BEGIN Data section

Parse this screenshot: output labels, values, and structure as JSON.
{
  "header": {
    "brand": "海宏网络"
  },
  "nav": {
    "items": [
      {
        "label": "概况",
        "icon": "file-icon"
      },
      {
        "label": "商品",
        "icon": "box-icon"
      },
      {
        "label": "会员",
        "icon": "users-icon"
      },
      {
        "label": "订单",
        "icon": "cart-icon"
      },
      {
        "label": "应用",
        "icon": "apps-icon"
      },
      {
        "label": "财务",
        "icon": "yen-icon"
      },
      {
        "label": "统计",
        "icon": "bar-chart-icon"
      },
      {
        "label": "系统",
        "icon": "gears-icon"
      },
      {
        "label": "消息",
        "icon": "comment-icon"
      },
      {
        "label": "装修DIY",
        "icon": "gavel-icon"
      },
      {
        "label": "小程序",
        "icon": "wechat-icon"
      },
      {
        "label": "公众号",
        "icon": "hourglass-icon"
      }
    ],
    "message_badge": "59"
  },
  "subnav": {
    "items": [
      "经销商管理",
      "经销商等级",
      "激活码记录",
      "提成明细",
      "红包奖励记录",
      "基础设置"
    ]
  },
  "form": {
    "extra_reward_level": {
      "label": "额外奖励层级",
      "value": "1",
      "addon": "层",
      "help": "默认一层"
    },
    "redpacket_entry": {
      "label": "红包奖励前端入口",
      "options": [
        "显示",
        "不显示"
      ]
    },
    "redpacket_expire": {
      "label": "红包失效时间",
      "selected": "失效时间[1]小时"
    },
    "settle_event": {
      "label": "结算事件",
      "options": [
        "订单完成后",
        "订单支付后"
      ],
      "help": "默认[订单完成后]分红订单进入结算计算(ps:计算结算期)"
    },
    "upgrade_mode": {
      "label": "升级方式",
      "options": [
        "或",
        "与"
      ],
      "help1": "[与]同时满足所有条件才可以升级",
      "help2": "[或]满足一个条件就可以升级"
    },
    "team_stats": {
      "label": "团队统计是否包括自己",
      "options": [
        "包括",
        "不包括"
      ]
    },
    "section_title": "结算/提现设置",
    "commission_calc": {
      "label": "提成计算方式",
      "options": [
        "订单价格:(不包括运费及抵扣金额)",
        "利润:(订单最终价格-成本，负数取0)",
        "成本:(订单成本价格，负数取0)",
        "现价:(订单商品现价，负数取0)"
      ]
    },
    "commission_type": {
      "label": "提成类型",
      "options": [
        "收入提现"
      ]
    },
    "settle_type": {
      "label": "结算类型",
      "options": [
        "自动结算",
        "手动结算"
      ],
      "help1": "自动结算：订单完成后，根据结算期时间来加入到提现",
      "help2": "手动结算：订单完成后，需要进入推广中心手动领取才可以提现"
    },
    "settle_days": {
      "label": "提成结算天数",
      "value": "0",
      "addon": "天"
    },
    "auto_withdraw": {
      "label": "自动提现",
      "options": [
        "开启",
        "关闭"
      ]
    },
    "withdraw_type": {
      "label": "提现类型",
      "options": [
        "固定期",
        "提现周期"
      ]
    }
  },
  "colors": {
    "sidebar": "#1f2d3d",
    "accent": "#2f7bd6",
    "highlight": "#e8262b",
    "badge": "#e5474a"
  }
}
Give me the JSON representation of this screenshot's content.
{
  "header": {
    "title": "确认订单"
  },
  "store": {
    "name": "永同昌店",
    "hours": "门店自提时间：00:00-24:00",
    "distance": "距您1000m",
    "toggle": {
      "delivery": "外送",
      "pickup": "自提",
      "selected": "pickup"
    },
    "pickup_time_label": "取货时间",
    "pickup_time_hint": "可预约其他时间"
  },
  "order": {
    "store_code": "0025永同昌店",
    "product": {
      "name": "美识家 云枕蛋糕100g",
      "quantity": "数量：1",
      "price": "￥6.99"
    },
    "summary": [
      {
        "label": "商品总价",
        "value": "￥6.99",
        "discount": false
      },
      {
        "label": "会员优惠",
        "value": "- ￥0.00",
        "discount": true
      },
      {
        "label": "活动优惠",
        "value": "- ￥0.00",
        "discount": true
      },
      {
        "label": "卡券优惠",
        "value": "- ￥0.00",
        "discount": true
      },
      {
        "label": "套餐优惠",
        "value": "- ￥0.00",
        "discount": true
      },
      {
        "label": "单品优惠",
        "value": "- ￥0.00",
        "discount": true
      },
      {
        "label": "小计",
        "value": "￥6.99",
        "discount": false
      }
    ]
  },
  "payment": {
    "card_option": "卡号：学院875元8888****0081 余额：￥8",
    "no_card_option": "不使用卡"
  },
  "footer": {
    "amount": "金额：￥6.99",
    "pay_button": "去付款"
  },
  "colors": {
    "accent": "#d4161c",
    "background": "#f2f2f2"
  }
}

END Data section

→ **Short problem**
Tally the lines in the records above that contain the word "icon", and give only that number.

→ **Finished answer**
12